**PROBLEM TO WORK ON**
Lines that contain "ylabel" are to be counted; give only their number.

(Dataset rows about figures)

|---|

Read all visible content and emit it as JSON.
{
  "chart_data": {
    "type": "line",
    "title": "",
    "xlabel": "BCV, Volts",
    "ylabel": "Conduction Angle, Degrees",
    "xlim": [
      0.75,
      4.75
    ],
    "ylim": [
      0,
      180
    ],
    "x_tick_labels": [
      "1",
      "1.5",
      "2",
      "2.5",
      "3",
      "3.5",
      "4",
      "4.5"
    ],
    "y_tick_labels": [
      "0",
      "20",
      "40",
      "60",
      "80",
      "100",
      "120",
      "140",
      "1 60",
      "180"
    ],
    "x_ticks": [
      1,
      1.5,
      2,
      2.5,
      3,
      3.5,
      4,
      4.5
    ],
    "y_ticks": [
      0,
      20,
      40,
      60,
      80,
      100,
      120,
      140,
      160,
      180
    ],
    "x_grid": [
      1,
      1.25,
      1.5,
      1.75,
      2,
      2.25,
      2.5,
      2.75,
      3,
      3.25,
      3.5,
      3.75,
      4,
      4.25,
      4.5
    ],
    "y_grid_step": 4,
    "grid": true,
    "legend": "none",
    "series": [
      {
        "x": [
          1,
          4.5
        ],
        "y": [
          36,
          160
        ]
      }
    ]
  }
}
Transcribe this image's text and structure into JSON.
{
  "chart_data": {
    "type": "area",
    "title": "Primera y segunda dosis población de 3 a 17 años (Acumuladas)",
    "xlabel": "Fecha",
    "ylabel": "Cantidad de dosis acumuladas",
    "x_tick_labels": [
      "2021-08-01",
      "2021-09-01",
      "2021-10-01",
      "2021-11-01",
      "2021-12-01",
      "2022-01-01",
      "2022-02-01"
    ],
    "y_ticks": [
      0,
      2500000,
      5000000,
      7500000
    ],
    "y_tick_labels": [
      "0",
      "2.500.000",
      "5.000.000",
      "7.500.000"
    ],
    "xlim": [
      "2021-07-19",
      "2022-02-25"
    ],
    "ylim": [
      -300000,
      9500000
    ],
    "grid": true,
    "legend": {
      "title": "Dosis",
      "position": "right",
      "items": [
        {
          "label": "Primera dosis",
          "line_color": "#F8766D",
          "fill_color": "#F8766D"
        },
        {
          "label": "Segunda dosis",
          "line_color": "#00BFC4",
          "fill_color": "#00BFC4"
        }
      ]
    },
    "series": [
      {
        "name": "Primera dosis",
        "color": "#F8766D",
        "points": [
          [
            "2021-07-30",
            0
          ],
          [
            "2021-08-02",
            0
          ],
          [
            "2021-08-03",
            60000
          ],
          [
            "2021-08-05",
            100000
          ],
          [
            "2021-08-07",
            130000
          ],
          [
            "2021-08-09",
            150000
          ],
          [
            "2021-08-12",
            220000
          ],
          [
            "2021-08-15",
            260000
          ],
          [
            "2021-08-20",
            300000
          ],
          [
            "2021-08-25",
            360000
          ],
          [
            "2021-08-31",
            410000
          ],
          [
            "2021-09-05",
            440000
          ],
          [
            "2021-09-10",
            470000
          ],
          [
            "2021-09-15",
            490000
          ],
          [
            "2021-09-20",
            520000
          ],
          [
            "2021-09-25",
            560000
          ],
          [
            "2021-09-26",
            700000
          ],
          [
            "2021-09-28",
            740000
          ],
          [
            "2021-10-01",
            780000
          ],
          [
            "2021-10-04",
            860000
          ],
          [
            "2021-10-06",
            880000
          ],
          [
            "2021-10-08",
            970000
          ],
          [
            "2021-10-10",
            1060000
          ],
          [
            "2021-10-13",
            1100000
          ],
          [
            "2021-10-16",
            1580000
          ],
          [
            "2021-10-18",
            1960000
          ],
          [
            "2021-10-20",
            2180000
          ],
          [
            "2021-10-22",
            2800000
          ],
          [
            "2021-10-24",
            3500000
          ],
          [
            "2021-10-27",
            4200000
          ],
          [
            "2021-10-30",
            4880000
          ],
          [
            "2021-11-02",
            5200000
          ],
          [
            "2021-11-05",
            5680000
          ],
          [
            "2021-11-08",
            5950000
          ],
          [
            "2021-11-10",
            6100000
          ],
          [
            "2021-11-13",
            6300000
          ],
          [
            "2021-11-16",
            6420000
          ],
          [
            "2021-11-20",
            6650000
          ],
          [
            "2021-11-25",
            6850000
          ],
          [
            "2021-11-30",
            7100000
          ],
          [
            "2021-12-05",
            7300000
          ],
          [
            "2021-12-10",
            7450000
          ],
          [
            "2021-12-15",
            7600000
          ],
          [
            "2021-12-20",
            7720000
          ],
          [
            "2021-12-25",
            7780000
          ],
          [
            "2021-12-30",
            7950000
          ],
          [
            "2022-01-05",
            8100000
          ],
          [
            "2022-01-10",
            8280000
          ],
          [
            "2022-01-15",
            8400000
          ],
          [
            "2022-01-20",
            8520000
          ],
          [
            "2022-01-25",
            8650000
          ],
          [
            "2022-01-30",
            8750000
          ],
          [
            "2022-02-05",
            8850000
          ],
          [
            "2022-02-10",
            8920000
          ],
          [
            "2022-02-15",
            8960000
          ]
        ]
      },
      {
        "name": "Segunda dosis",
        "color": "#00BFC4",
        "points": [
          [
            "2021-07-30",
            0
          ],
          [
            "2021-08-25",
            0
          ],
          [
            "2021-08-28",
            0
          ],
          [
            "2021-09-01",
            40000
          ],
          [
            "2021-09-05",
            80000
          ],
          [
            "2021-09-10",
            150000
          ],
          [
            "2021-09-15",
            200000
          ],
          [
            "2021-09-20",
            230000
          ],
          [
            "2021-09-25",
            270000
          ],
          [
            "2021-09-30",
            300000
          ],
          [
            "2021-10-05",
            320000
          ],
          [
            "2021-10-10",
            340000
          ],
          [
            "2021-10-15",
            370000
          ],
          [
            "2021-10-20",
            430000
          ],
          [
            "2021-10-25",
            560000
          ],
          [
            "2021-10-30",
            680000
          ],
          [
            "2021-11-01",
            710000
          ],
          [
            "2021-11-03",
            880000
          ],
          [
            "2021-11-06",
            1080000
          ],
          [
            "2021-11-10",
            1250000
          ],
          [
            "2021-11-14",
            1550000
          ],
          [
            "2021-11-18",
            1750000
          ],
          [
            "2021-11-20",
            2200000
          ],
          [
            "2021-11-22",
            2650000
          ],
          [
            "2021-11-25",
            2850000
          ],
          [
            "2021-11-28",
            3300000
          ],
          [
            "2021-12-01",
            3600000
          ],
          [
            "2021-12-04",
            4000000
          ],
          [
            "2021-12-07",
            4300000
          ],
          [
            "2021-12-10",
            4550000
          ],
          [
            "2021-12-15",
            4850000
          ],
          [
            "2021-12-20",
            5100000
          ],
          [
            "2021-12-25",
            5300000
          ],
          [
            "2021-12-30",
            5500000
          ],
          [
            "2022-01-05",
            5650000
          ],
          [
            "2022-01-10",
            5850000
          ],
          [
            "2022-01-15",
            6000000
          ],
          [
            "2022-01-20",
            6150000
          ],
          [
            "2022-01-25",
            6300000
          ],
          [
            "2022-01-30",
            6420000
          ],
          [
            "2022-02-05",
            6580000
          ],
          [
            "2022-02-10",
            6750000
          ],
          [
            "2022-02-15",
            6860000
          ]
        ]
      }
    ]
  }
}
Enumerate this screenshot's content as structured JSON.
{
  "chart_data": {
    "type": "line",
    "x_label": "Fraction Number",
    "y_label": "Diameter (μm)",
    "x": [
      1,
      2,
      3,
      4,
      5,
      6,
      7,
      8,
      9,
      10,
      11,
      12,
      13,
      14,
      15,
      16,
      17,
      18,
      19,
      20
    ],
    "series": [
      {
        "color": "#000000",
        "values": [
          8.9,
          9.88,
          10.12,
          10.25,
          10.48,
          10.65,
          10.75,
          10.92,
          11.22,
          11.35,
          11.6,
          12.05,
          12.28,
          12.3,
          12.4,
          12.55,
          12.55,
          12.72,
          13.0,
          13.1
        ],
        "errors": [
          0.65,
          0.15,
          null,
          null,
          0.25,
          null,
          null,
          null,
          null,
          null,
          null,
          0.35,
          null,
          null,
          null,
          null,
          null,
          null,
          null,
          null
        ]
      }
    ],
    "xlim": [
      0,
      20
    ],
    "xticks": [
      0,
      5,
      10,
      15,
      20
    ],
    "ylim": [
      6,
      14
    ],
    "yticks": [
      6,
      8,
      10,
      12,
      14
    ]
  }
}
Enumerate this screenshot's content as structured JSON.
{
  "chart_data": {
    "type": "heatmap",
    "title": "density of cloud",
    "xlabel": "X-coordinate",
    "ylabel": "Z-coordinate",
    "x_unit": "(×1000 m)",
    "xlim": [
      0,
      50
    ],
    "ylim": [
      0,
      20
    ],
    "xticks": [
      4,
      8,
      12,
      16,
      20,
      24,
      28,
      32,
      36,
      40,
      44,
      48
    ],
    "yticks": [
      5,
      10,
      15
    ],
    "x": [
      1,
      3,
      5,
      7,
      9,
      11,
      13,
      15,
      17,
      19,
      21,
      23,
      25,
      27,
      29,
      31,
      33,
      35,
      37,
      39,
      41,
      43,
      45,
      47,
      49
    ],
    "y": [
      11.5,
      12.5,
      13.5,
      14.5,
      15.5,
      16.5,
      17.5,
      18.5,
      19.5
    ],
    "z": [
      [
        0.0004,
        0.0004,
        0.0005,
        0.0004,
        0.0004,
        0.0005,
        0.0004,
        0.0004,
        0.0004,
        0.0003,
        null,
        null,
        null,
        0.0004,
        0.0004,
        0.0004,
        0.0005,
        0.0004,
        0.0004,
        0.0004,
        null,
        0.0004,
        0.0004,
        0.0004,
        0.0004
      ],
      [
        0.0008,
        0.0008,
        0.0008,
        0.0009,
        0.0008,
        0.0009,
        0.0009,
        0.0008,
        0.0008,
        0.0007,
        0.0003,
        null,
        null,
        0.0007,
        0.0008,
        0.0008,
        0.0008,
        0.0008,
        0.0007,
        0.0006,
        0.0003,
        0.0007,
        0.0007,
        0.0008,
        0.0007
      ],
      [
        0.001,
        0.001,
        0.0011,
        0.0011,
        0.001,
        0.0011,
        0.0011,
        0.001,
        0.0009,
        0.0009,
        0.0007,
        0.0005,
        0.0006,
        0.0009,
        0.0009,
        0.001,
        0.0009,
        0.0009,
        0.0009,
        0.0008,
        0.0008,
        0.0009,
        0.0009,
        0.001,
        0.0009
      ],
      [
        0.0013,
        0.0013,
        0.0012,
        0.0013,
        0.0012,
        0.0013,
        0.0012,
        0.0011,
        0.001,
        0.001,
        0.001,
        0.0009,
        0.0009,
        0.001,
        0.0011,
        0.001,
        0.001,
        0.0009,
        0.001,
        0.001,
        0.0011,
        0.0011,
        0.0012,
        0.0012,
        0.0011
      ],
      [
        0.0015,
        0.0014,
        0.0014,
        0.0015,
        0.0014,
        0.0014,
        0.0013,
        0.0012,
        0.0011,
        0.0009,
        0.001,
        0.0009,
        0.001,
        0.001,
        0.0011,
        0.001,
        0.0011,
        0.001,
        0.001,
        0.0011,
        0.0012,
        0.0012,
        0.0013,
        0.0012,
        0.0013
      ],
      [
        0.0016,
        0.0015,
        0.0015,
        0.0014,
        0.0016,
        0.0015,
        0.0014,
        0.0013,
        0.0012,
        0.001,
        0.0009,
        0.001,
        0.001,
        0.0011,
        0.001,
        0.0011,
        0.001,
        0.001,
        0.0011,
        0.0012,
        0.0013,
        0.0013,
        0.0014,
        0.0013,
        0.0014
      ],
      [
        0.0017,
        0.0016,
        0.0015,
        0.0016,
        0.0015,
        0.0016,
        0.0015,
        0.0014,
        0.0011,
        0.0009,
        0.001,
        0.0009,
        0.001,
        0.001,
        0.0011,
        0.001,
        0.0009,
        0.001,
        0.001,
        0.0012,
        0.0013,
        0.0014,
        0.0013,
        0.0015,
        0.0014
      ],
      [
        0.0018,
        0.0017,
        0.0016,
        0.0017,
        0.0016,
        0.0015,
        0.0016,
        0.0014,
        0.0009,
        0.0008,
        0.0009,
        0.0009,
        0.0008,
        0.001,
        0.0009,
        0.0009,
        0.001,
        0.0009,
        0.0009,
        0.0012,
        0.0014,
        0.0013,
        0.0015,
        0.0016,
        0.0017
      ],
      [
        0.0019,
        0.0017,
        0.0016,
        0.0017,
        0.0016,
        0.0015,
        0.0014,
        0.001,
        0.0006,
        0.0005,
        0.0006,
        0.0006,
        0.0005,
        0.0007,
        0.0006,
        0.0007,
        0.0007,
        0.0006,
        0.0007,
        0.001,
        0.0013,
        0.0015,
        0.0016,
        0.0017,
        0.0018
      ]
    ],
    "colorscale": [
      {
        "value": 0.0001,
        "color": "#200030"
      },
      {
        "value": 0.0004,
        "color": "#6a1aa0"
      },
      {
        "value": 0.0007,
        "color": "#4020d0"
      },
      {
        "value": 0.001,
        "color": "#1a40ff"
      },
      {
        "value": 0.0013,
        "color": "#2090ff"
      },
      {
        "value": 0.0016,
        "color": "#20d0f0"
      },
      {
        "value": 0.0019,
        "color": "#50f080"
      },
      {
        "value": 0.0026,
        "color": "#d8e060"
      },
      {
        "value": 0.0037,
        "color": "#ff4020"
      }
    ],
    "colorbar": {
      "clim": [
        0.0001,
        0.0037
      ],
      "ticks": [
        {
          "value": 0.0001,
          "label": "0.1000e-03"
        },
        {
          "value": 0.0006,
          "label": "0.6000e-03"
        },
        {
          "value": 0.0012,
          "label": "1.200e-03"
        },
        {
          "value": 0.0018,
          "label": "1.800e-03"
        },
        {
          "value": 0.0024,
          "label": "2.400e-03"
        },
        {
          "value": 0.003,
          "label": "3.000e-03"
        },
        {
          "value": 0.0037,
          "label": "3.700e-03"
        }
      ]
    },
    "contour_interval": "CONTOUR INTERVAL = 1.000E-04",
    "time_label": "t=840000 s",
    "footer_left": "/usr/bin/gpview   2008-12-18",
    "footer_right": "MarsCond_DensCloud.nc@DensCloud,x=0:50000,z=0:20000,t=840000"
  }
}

|---|

**REPLY TO THE EXERCISE**
3